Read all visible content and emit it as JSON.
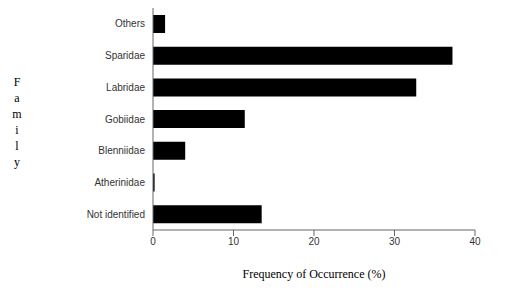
{
  "chart_data": {
    "type": "bar",
    "orientation": "horizontal",
    "categories": [
      "Others",
      "Sparidae",
      "Labridae",
      "Gobiidae",
      "Blenniidae",
      "Atherinidae",
      "Not identified"
    ],
    "values": [
      1.5,
      37.2,
      32.7,
      11.4,
      4.0,
      0.2,
      13.5
    ],
    "color": "#000000",
    "xlim": [
      0,
      40
    ],
    "xticks": [
      0,
      10,
      20,
      30,
      40
    ],
    "x_label": "Frequency of Occurrence (%)",
    "y_label": "Family",
    "grid": false
  }
}
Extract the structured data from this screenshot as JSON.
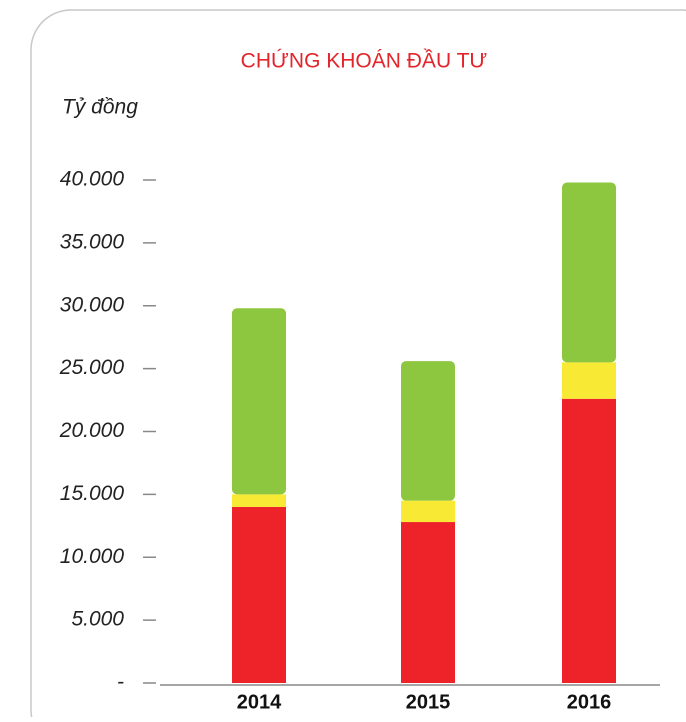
○ ○ ○ ○ ○
### TASK OBJECTIVE
Exclude the images and reproduce the remaining data exactly.

### FULL SOLUTION
Read all visible content and emit it as JSON.
{
  "chart_data": {
    "type": "bar",
    "orientation": "horizontal",
    "categories": [
      "Others",
      "Sparidae",
      "Labridae",
      "Gobiidae",
      "Blenniidae",
      "Atherinidae",
      "Not identified"
    ],
    "values": [
      1.5,
      37.2,
      32.7,
      11.4,
      4.0,
      0.2,
      13.5
    ],
    "color": "#000000",
    "xlim": [
      0,
      40
    ],
    "xticks": [
      0,
      10,
      20,
      30,
      40
    ],
    "x_label": "Frequency of Occurrence (%)",
    "y_label": "Family",
    "grid": false
  }
}
Extract the structured data from this screenshot as JSON.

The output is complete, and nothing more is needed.